The problem: Pictures aside, write out every record exactly as it appears.

[Stored data]
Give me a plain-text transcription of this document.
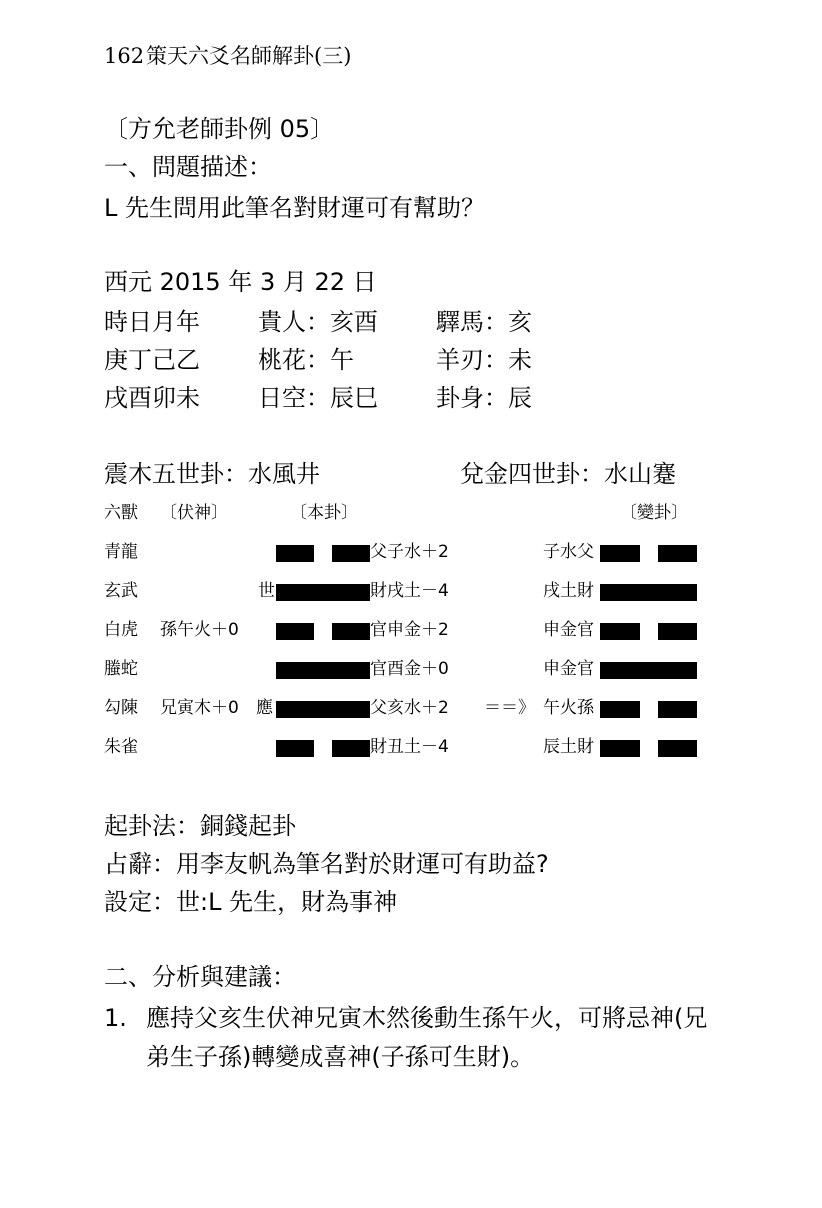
162 策天六爻名師解卦(三)
〔方允老師卦例 05〕
一、問題描述：
L 先生問用此筆名對財運可有幫助？
西元 2015 年 3 月 22 日
時日月年 貴人：亥酉 驛馬：亥
庚丁己乙 桃花：午	羊刃：未
戌酉卯未 日空：辰巳 卦身：辰
震木五世卦：水風井	兌金四世卦：水山蹇
六獸 〔伏神〕	〔本卦〕	〔變卦〕
青龍	父子水＋2	子水父
玄武	世	財戌土－4	戌土財
白虎 孫午火＋0	官申金＋2	申金官
螣蛇	官酉金＋0	申金官
勾陳 兄寅木＋0 應	父亥水＋2 ＝＝》 午火孫
朱雀	財丑土－4	辰土財
起卦法：銅錢起卦
占辭：用李友帆為筆名對於財運可有助益?
設定：世:L 先生，財為事神
二、分析與建議：
1. 應持父亥生伏神兄寅木然後動生孫午火，可將忌神(兄
弟生子孫)轉變成喜神(子孫可生財)。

Finished task:
Give me a plain-text transcription of this document.
162 策天六爻名師解卦(三)
〔方允老師卦例 05〕
一、問題描述：
L 先生問用此筆名對財運可有幫助？
西元 2015 年 3 月 22 日
時日月年 貴人：亥酉 驛馬：亥
庚丁己乙 桃花：午	羊刃：未
戌酉卯未 日空：辰巳 卦身：辰
震木五世卦：水風井	兌金四世卦：水山蹇
六獸 〔伏神〕	〔本卦〕	〔變卦〕
青龍	父子水＋2	子水父
玄武	世	財戌土－4	戌土財
白虎 孫午火＋0	官申金＋2	申金官
螣蛇	官酉金＋0	申金官
勾陳 兄寅木＋0 應	父亥水＋2 ＝＝》 午火孫
朱雀	財丑土－4	辰土財
起卦法：銅錢起卦
占辭：用李友帆為筆名對於財運可有助益?
設定：世:L 先生，財為事神
二、分析與建議：
1. 應持父亥生伏神兄寅木然後動生孫午火，可將忌神(兄
弟生子孫)轉變成喜神(子孫可生財)。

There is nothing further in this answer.